Task objective: Each entry below is to be extracted exactly.

Data entries:
* START *

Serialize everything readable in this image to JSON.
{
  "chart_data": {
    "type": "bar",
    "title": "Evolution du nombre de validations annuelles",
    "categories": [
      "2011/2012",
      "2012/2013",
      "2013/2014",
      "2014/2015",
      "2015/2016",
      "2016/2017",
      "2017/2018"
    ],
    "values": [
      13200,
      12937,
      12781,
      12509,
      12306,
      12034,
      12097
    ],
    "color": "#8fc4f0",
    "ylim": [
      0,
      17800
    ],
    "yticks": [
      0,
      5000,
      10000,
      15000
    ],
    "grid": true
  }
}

* END *

In response:
Serialize everything readable in this image to JSON.
{
  "chart_data": {
    "type": "bar",
    "title": "Evolution du nombre de validations annuelles",
    "categories": [
      "2011/2012",
      "2012/2013",
      "2013/2014",
      "2014/2015",
      "2015/2016",
      "2016/2017",
      "2017/2018"
    ],
    "values": [
      13200,
      12937,
      12781,
      12509,
      12306,
      12034,
      12097
    ],
    "color": "#8fc4f0",
    "ylim": [
      0,
      17800
    ],
    "yticks": [
      0,
      5000,
      10000,
      15000
    ],
    "grid": true
  }
}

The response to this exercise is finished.